_The task_: Start at the line containing "Output the text content of this document." and transcribe every line exactly through the end of the records below, and only those lines.

[Data listing]

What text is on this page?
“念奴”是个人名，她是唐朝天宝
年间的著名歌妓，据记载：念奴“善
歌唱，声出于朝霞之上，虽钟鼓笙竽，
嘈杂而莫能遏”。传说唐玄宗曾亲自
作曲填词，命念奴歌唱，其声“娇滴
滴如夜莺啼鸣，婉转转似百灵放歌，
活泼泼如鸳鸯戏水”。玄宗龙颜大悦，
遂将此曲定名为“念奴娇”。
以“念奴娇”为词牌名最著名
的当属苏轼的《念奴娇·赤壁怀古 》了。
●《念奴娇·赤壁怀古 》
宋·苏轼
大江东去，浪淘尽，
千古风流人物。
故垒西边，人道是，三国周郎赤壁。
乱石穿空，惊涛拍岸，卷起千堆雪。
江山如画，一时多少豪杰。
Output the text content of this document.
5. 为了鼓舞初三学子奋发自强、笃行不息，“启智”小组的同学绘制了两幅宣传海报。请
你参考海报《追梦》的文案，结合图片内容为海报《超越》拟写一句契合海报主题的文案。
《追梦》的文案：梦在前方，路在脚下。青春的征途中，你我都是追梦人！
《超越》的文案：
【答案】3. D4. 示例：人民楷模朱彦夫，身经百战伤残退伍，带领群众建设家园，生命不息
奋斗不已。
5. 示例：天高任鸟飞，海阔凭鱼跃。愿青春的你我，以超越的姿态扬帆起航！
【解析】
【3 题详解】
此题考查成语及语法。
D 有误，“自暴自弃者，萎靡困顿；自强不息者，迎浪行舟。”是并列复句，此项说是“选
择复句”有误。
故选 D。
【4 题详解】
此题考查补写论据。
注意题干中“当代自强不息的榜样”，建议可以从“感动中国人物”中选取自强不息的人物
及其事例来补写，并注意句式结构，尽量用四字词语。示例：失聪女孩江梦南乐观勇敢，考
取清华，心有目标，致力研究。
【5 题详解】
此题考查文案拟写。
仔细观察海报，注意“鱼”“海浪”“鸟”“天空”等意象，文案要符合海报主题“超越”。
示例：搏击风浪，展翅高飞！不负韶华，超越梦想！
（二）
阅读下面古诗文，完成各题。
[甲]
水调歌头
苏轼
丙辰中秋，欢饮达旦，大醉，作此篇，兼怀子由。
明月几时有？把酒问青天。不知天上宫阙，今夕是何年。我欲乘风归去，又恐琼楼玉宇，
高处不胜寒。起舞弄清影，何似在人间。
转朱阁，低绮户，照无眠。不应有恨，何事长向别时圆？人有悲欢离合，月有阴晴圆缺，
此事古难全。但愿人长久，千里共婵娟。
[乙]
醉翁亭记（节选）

_Task response_:
Output the text content of this document.
5. 为了鼓舞初三学子奋发自强、笃行不息，“启智”小组的同学绘制了两幅宣传海报。请
你参考海报《追梦》的文案，结合图片内容为海报《超越》拟写一句契合海报主题的文案。
《追梦》的文案：梦在前方，路在脚下。青春的征途中，你我都是追梦人！
《超越》的文案：
【答案】3. D4. 示例：人民楷模朱彦夫，身经百战伤残退伍，带领群众建设家园，生命不息
奋斗不已。
5. 示例：天高任鸟飞，海阔凭鱼跃。愿青春的你我，以超越的姿态扬帆起航！
【解析】
【3 题详解】
此题考查成语及语法。
D 有误，“自暴自弃者，萎靡困顿；自强不息者，迎浪行舟。”是并列复句，此项说是“选
择复句”有误。
故选 D。
【4 题详解】
此题考查补写论据。
注意题干中“当代自强不息的榜样”，建议可以从“感动中国人物”中选取自强不息的人物
及其事例来补写，并注意句式结构，尽量用四字词语。示例：失聪女孩江梦南乐观勇敢，考
取清华，心有目标，致力研究。
【5 题详解】
此题考查文案拟写。
仔细观察海报，注意“鱼”“海浪”“鸟”“天空”等意象，文案要符合海报主题“超越”。
示例：搏击风浪，展翅高飞！不负韶华，超越梦想！
（二）
阅读下面古诗文，完成各题。
[甲]
水调歌头
苏轼
丙辰中秋，欢饮达旦，大醉，作此篇，兼怀子由。
明月几时有？把酒问青天。不知天上宫阙，今夕是何年。我欲乘风归去，又恐琼楼玉宇，
高处不胜寒。起舞弄清影，何似在人间。
转朱阁，低绮户，照无眠。不应有恨，何事长向别时圆？人有悲欢离合，月有阴晴圆缺，
此事古难全。但愿人长久，千里共婵娟。
[乙]
醉翁亭记（节选）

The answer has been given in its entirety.